[Records from a data source]
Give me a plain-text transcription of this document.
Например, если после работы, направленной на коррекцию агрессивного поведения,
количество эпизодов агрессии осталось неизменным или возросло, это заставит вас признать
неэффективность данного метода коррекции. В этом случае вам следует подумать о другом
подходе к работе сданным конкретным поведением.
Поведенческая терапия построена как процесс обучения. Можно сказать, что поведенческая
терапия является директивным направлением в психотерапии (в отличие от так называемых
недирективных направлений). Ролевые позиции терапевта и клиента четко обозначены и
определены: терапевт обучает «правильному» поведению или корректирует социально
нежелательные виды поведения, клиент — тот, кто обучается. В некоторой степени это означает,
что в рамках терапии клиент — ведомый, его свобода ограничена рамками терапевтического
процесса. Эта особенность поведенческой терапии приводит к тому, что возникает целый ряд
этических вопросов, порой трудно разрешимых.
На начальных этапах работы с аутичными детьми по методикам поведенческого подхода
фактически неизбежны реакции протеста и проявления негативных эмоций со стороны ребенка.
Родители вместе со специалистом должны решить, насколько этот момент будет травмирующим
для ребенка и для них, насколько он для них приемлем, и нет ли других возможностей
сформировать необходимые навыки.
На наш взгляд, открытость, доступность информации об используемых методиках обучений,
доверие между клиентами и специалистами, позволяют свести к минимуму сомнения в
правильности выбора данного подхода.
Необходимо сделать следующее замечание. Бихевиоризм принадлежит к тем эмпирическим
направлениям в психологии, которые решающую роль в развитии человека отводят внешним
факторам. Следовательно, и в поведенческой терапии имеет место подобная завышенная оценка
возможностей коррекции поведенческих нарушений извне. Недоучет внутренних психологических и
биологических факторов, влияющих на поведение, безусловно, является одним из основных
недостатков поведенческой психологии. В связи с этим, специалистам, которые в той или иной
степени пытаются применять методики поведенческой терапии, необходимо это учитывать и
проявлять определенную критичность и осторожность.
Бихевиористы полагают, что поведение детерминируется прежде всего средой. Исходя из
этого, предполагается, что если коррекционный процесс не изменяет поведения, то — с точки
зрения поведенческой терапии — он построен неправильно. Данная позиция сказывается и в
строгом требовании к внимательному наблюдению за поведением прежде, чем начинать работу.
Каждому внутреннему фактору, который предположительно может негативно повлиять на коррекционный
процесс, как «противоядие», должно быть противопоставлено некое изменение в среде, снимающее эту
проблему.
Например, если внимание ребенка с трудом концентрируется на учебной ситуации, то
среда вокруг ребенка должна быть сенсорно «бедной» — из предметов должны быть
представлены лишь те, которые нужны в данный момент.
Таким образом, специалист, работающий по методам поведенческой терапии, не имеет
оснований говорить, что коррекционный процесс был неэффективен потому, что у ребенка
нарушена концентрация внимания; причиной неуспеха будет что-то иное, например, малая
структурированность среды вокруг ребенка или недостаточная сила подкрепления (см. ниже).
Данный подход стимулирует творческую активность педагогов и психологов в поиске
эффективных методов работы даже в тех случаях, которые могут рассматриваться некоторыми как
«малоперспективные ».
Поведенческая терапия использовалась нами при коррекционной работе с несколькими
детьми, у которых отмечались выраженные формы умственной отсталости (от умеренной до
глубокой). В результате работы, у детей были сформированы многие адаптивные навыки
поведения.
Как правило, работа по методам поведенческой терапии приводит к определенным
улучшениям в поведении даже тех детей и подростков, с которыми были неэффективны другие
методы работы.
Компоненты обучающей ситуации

§ **Direction**
The answer should be a single number: the count of lines in the data that include the string "работе".

§ **Solved problem**
2